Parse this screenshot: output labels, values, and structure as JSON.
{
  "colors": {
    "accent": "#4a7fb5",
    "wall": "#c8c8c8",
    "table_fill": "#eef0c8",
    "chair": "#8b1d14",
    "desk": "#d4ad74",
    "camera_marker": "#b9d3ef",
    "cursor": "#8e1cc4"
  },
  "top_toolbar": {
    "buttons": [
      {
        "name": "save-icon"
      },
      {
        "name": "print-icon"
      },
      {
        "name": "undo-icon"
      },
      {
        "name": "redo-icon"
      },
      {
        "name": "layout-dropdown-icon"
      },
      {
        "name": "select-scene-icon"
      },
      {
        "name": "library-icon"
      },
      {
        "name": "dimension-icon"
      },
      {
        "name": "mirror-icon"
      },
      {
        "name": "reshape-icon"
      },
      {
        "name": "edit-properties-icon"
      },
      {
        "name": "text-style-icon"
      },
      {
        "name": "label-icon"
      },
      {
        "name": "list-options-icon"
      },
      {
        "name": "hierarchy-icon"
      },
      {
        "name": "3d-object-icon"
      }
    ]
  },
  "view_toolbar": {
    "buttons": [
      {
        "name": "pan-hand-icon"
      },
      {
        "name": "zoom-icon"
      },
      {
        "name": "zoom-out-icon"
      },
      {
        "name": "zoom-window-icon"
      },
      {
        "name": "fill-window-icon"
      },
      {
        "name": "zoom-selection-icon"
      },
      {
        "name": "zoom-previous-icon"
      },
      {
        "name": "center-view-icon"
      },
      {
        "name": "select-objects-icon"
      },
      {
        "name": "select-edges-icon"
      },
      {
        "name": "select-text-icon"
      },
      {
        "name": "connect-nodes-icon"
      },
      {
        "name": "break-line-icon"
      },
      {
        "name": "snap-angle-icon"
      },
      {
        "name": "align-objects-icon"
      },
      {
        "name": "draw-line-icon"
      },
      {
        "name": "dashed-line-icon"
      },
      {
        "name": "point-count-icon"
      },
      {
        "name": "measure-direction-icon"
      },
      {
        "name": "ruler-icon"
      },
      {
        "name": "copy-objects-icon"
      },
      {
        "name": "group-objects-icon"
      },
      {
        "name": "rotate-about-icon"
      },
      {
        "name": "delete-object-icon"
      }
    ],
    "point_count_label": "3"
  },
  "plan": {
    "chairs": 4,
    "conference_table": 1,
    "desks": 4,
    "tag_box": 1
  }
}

========

Work to do:
Output all of the material, please, exactly as it stands.

Solution to this exercise:
Parse this screenshot: output labels, values, and structure as JSON.
{
  "colors": {
    "accent": "#4a7fb5",
    "wall": "#c8c8c8",
    "table_fill": "#eef0c8",
    "chair": "#8b1d14",
    "desk": "#d4ad74",
    "camera_marker": "#b9d3ef",
    "cursor": "#8e1cc4"
  },
  "top_toolbar": {
    "buttons": [
      {
        "name": "save-icon"
      },
      {
        "name": "print-icon"
      },
      {
        "name": "undo-icon"
      },
      {
        "name": "redo-icon"
      },
      {
        "name": "layout-dropdown-icon"
      },
      {
        "name": "select-scene-icon"
      },
      {
        "name": "library-icon"
      },
      {
        "name": "dimension-icon"
      },
      {
        "name": "mirror-icon"
      },
      {
        "name": "reshape-icon"
      },
      {
        "name": "edit-properties-icon"
      },
      {
        "name": "text-style-icon"
      },
      {
        "name": "label-icon"
      },
      {
        "name": "list-options-icon"
      },
      {
        "name": "hierarchy-icon"
      },
      {
        "name": "3d-object-icon"
      }
    ]
  },
  "view_toolbar": {
    "buttons": [
      {
        "name": "pan-hand-icon"
      },
      {
        "name": "zoom-icon"
      },
      {
        "name": "zoom-out-icon"
      },
      {
        "name": "zoom-window-icon"
      },
      {
        "name": "fill-window-icon"
      },
      {
        "name": "zoom-selection-icon"
      },
      {
        "name": "zoom-previous-icon"
      },
      {
        "name": "center-view-icon"
      },
      {
        "name": "select-objects-icon"
      },
      {
        "name": "select-edges-icon"
      },
      {
        "name": "select-text-icon"
      },
      {
        "name": "connect-nodes-icon"
      },
      {
        "name": "break-line-icon"
      },
      {
        "name": "snap-angle-icon"
      },
      {
        "name": "align-objects-icon"
      },
      {
        "name": "draw-line-icon"
      },
      {
        "name": "dashed-line-icon"
      },
      {
        "name": "point-count-icon"
      },
      {
        "name": "measure-direction-icon"
      },
      {
        "name": "ruler-icon"
      },
      {
        "name": "copy-objects-icon"
      },
      {
        "name": "group-objects-icon"
      },
      {
        "name": "rotate-about-icon"
      },
      {
        "name": "delete-object-icon"
      }
    ],
    "point_count_label": "3"
  },
  "plan": {
    "chairs": 4,
    "conference_table": 1,
    "desks": 4,
    "tag_box": 1
  }
}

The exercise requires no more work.